===== Material provided =====

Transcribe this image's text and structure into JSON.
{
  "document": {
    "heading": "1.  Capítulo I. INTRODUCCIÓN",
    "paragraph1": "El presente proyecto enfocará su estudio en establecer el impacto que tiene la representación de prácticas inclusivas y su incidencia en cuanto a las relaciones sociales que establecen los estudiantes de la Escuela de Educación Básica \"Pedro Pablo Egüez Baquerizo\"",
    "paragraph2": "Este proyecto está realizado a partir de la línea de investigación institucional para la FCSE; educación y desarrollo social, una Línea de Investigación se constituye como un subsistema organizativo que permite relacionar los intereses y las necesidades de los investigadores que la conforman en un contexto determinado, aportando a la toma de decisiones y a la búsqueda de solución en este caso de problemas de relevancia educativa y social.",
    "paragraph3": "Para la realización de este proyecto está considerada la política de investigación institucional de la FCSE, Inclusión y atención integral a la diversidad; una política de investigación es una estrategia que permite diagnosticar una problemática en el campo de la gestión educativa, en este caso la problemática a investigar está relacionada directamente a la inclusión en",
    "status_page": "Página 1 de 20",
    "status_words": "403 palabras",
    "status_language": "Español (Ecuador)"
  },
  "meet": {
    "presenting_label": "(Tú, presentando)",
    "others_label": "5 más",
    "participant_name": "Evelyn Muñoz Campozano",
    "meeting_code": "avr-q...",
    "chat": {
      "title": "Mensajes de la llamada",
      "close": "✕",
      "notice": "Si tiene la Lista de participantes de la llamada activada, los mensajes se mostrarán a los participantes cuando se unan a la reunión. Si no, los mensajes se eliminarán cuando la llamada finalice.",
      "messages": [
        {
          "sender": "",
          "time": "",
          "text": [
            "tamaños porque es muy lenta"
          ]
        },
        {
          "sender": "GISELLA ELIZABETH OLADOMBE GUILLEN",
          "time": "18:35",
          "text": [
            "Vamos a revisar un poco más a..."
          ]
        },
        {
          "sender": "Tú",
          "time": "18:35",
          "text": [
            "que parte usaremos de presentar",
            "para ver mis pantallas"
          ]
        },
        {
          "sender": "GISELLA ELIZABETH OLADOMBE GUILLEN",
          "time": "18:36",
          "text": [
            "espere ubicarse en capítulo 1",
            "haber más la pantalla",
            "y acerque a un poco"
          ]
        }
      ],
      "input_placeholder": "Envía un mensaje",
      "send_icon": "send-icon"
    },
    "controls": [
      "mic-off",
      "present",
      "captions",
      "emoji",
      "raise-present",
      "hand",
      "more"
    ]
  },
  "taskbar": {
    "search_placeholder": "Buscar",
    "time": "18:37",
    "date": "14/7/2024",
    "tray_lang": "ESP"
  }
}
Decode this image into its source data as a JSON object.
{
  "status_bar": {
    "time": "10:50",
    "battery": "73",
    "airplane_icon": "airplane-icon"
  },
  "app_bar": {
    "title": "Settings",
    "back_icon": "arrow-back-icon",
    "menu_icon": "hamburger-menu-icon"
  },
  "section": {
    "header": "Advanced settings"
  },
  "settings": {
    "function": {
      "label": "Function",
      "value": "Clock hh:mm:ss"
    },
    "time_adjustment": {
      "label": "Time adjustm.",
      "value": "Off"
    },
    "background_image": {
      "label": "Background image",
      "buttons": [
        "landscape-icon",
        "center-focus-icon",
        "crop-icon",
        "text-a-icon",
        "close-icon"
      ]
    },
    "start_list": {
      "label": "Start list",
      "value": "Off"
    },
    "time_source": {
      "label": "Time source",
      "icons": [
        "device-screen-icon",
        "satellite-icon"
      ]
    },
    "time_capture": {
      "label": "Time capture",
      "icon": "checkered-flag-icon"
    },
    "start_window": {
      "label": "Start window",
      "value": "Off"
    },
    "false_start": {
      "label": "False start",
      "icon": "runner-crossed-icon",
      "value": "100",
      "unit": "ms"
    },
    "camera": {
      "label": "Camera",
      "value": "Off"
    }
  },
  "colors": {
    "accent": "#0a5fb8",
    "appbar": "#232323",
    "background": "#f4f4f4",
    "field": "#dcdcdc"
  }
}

=====

▶ _Exercise requirements_
Write out the whole listing exactly.

▶ _Reply to the exercise_
Transcribe this image's text and structure into JSON.
{
  "document": {
    "heading": "1.  Capítulo I. INTRODUCCIÓN",
    "paragraph1": "El presente proyecto enfocará su estudio en establecer el impacto que tiene la representación de prácticas inclusivas y su incidencia en cuanto a las relaciones sociales que establecen los estudiantes de la Escuela de Educación Básica \"Pedro Pablo Egüez Baquerizo\"",
    "paragraph2": "Este proyecto está realizado a partir de la línea de investigación institucional para la FCSE; educación y desarrollo social, una Línea de Investigación se constituye como un subsistema organizativo que permite relacionar los intereses y las necesidades de los investigadores que la conforman en un contexto determinado, aportando a la toma de decisiones y a la búsqueda de solución en este caso de problemas de relevancia educativa y social.",
    "paragraph3": "Para la realización de este proyecto está considerada la política de investigación institucional de la FCSE, Inclusión y atención integral a la diversidad; una política de investigación es una estrategia que permite diagnosticar una problemática en el campo de la gestión educativa, en este caso la problemática a investigar está relacionada directamente a la inclusión en",
    "status_page": "Página 1 de 20",
    "status_words": "403 palabras",
    "status_language": "Español (Ecuador)"
  },
  "meet": {
    "presenting_label": "(Tú, presentando)",
    "others_label": "5 más",
    "participant_name": "Evelyn Muñoz Campozano",
    "meeting_code": "avr-q...",
    "chat": {
      "title": "Mensajes de la llamada",
      "close": "✕",
      "notice": "Si tiene la Lista de participantes de la llamada activada, los mensajes se mostrarán a los participantes cuando se unan a la reunión. Si no, los mensajes se eliminarán cuando la llamada finalice.",
      "messages": [
        {
          "sender": "",
          "time": "",
          "text": [
            "tamaños porque es muy lenta"
          ]
        },
        {
          "sender": "GISELLA ELIZABETH OLADOMBE GUILLEN",
          "time": "18:35",
          "text": [
            "Vamos a revisar un poco más a..."
          ]
        },
        {
          "sender": "Tú",
          "time": "18:35",
          "text": [
            "que parte usaremos de presentar",
            "para ver mis pantallas"
          ]
        },
        {
          "sender": "GISELLA ELIZABETH OLADOMBE GUILLEN",
          "time": "18:36",
          "text": [
            "espere ubicarse en capítulo 1",
            "haber más la pantalla",
            "y acerque a un poco"
          ]
        }
      ],
      "input_placeholder": "Envía un mensaje",
      "send_icon": "send-icon"
    },
    "controls": [
      "mic-off",
      "present",
      "captions",
      "emoji",
      "raise-present",
      "hand",
      "more"
    ]
  },
  "taskbar": {
    "search_placeholder": "Buscar",
    "time": "18:37",
    "date": "14/7/2024",
    "tray_lang": "ESP"
  }
}
Decode this image into its source data as a JSON object.
{
  "status_bar": {
    "time": "10:50",
    "battery": "73",
    "airplane_icon": "airplane-icon"
  },
  "app_bar": {
    "title": "Settings",
    "back_icon": "arrow-back-icon",
    "menu_icon": "hamburger-menu-icon"
  },
  "section": {
    "header": "Advanced settings"
  },
  "settings": {
    "function": {
      "label": "Function",
      "value": "Clock hh:mm:ss"
    },
    "time_adjustment": {
      "label": "Time adjustm.",
      "value": "Off"
    },
    "background_image": {
      "label": "Background image",
      "buttons": [
        "landscape-icon",
        "center-focus-icon",
        "crop-icon",
        "text-a-icon",
        "close-icon"
      ]
    },
    "start_list": {
      "label": "Start list",
      "value": "Off"
    },
    "time_source": {
      "label": "Time source",
      "icons": [
        "device-screen-icon",
        "satellite-icon"
      ]
    },
    "time_capture": {
      "label": "Time capture",
      "icon": "checkered-flag-icon"
    },
    "start_window": {
      "label": "Start window",
      "value": "Off"
    },
    "false_start": {
      "label": "False start",
      "icon": "runner-crossed-icon",
      "value": "100",
      "unit": "ms"
    },
    "camera": {
      "label": "Camera",
      "value": "Off"
    }
  },
  "colors": {
    "accent": "#0a5fb8",
    "appbar": "#232323",
    "background": "#f4f4f4",
    "field": "#dcdcdc"
  }
}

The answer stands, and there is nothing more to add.